---------- Passage to read
This project Captures real-time audio input, differentiates between speakers, and transcribes their speech into text. It records samples of the user's voice to create a unique voice embedding, allowing the system to distinguish between the user ("Me") and other speakers. It uses two vector spaces—one for "Me" and one for "Not Me". We'll unpack the code, discuss the challenges faced during development, and explore the ethical considerations inherent in working with biometric data.  

## The Project Overview  

   

The project aims to create a real-time system that:  

   

- **Identifies speakers**: Distinguishes between the enrolled user ("Me") and others ("Not Me").  

- **Transcribes speech**: Converts spoken words into text.  

- **Operates in real-time**: Processes live audio streams.  

---  

   

## Key Components of the Code  

   

### Voice Activity Detection (VAD)  

   

**Purpose**: To detect periods of speech (voiced audio) within the audio stream.  

   

**Implementation**:  

   

- Uses **WebRTC VAD** to process audio frames.  

- Frames are classified as speech or non-speech.  

- Voiced frames are collected for further processing.  

    

**Challenges**:  

   

- **Accuracy**: Incorrect detection can lead to missed speech or false positives.  

- **Latency**: Needs to process frames quickly for real-time performance.  

   

**Mitigation**:  

   

- Adjusting VAD parameters (e.g., aggressiveness level).  

- Implementing buffering strategies to smooth out detection.  

   

### Voice Embeddings and Speaker Recognition  

   

**Purpose**: To generate numerical representations (embeddings) of voice segments for comparison.  

   

**Implementation**:  

   

- **SpeechBrain's EncoderClassifier** creates embeddings from audio data.  

- **FAISS** indexes embeddings for 'Me' and 'Not Me' speakers separately.  

- Similarity scores determine if the current speaker matches the enrolled profile.  

   

**Key Functions**:  

   

- `create_embedding()`: Generates and normalizes embeddings.  

- `compare_to_me()`: Computes similarity with 'Me' embeddings.  

- `identify_not_me_speaker()`: Identifies or labels new speakers.  

   

**Challenges**:  

   

- **Variability in Speech**: Different speaking conditions affect embeddings.  

- **Threshold Determination**: Setting appropriate similarity thresholds for identification.  

   

**Mitigation**:  

   

- Collecting multiple enrollment samples for robustness.  

- Experimenting with threshold values based on testing.  

   

### Speech Transcription  

   

**Purpose**: To convert spoken words into text for documentation and analysis.  

   

**Implementation**:  

   

- Utilizes **Vosk**, an open-source offline speech recognition toolkit.
--------------------
*Work required*
Resume the write-up on the real-time speaker identification and transcription project, starting right after its final sentence. The lines are not needed here.
---------- Raw data
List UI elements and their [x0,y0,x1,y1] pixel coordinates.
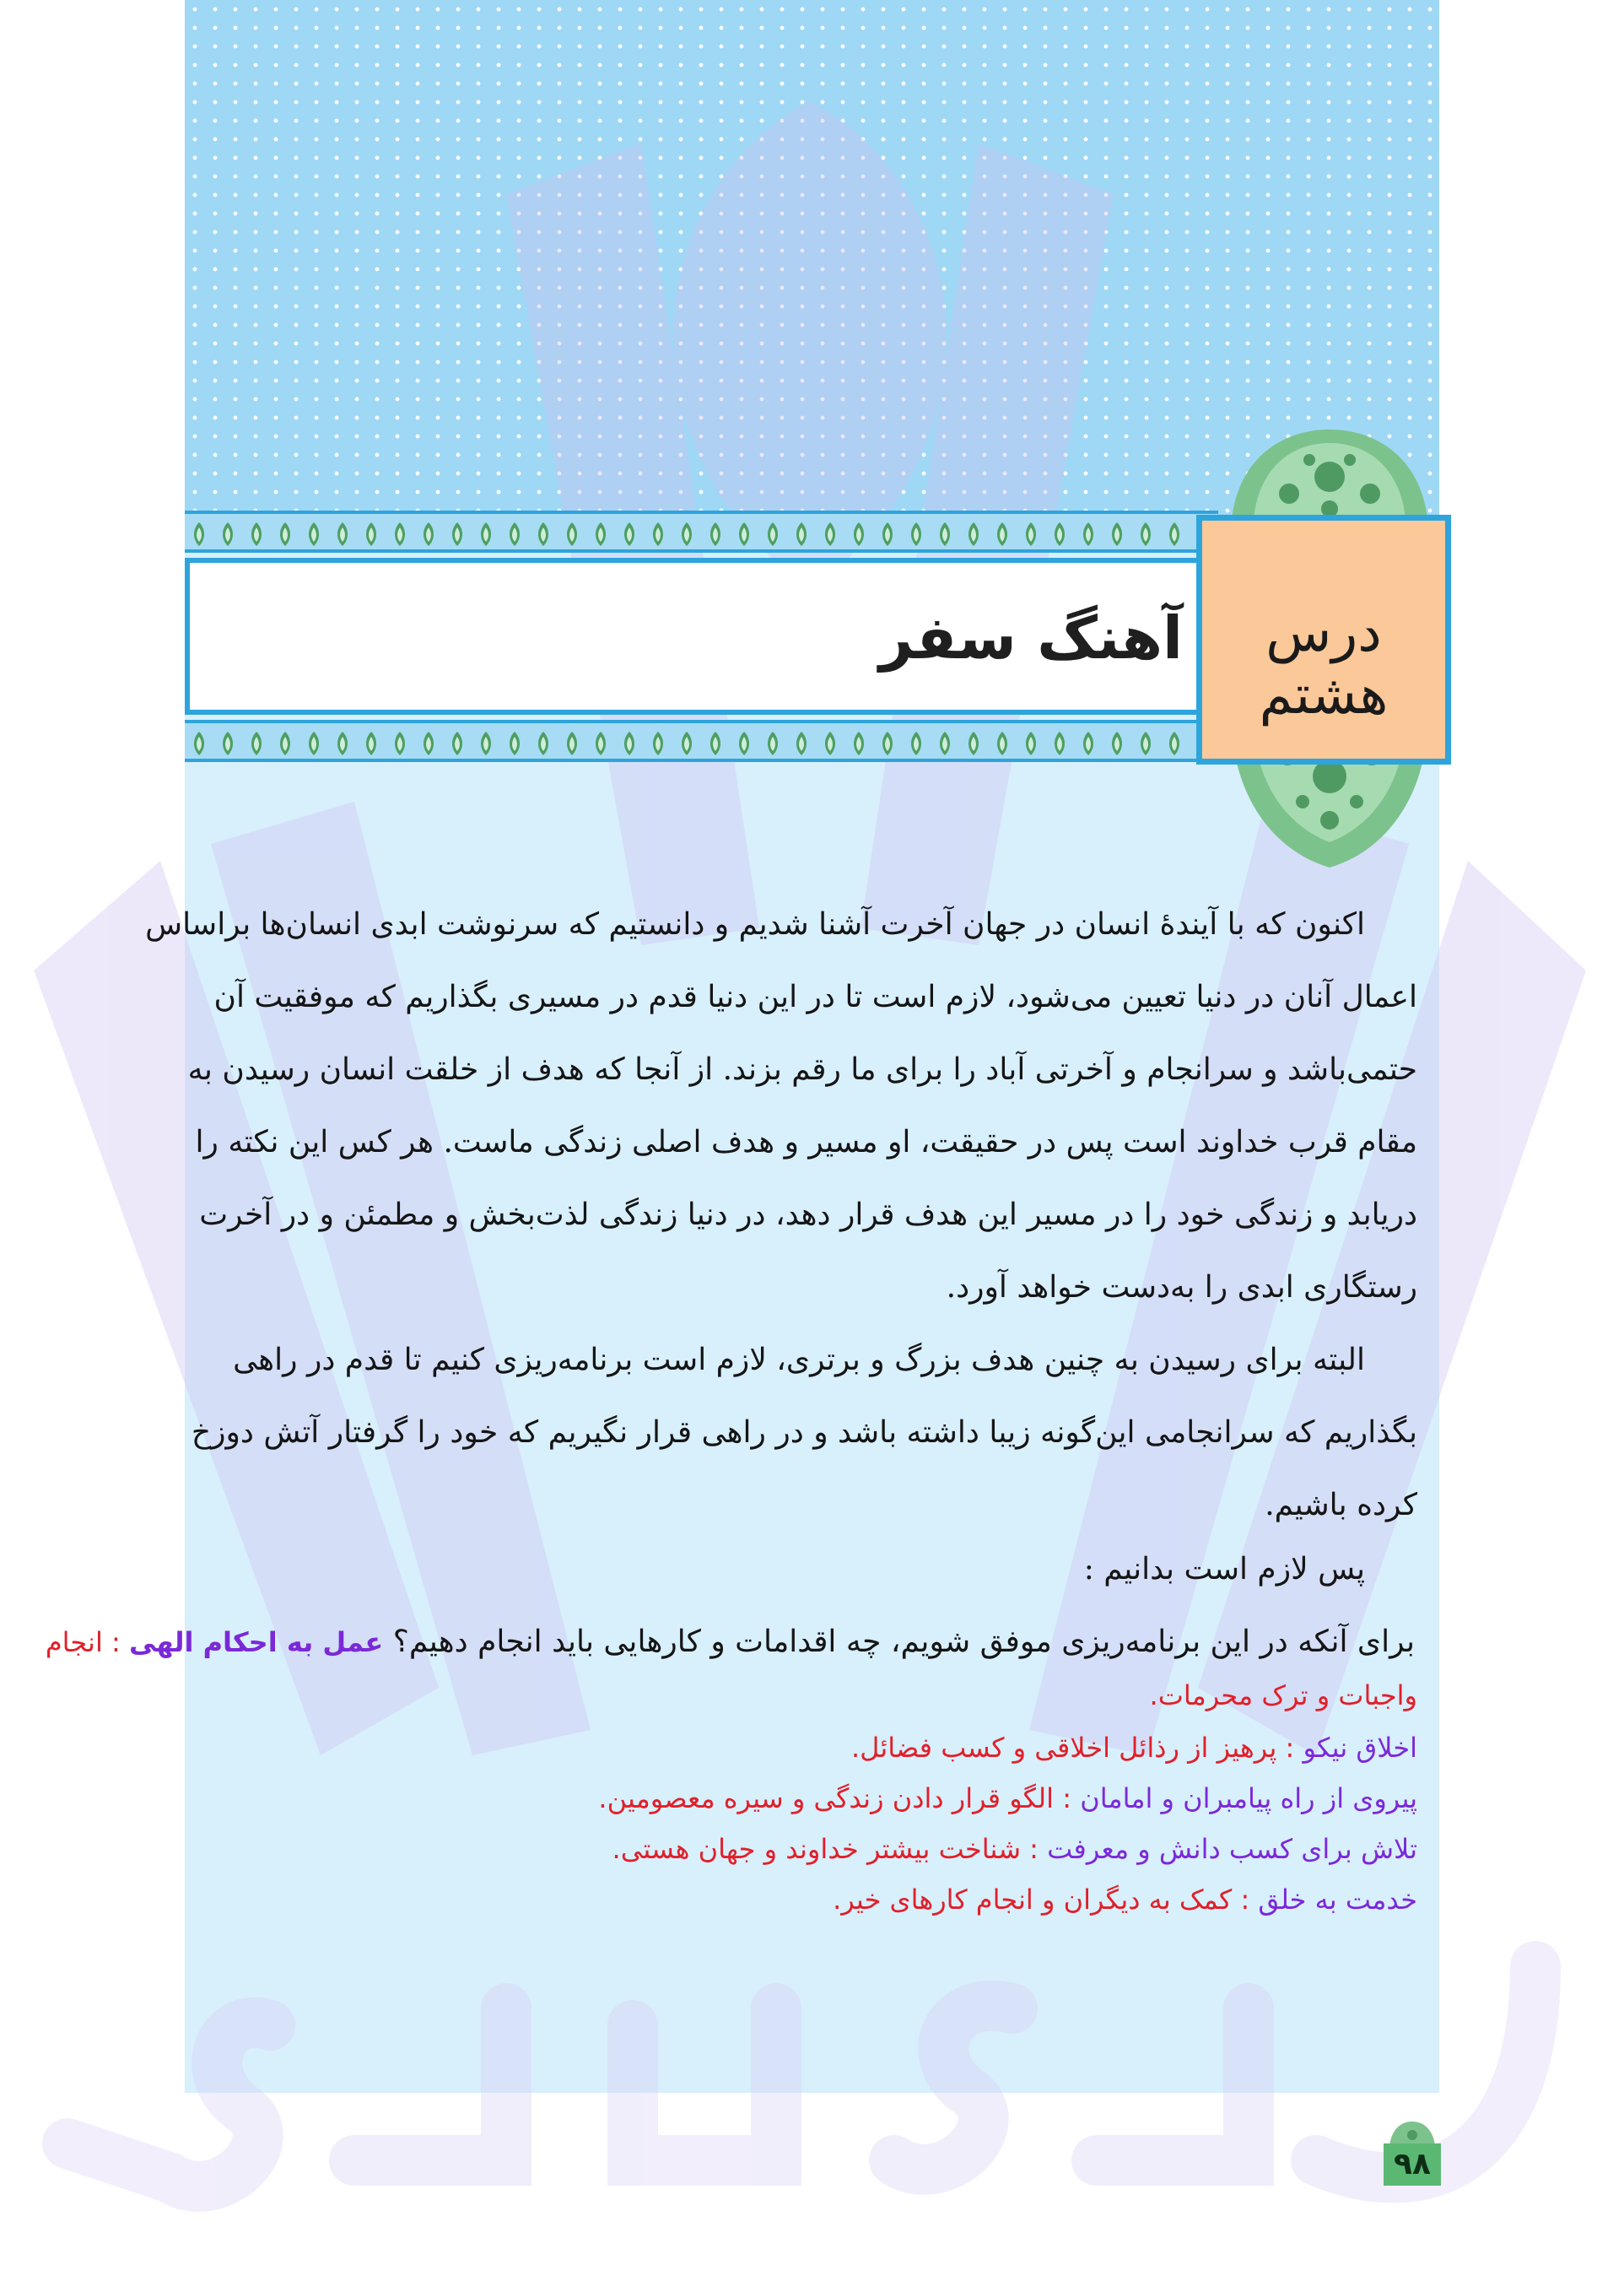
--------------------
*Response for this exercise*
- Processes audio segments identified by VAD for transcription.  

   

**Challenges**:  

   

- **Accuracy**: Transcription errors due to accents, background noise, or speech impediments.  

- **Resource Usage**: Real-time transcription can be computationally intensive.  

   

**Mitigation**:  

   

- Using language-specific models optimized for accuracy.  

- Ensuring the system runs on capable hardware.  

---  

   

## Understanding Voice Identification  

![](https://www.mathworks.com/help/examples/audio_wavelet/win64/SpeakerIdentificationUsingPitchAndMFCCExample_01.png)

   

**Voice identification** is the process of recognizing a person based on their unique vocal characteristics. Unlike voice recognition, which converts spoken words into text, voice identification focuses on determining who is speaking.  

   

Key concepts include:  

   

- **Voice Embeddings**: Numerical representations of voice characteristics.  

- **Speaker Verification**: Confirming if a voice matches a known profile.  

- **Speaker Identification**: Determining who is speaking among a set of known voices.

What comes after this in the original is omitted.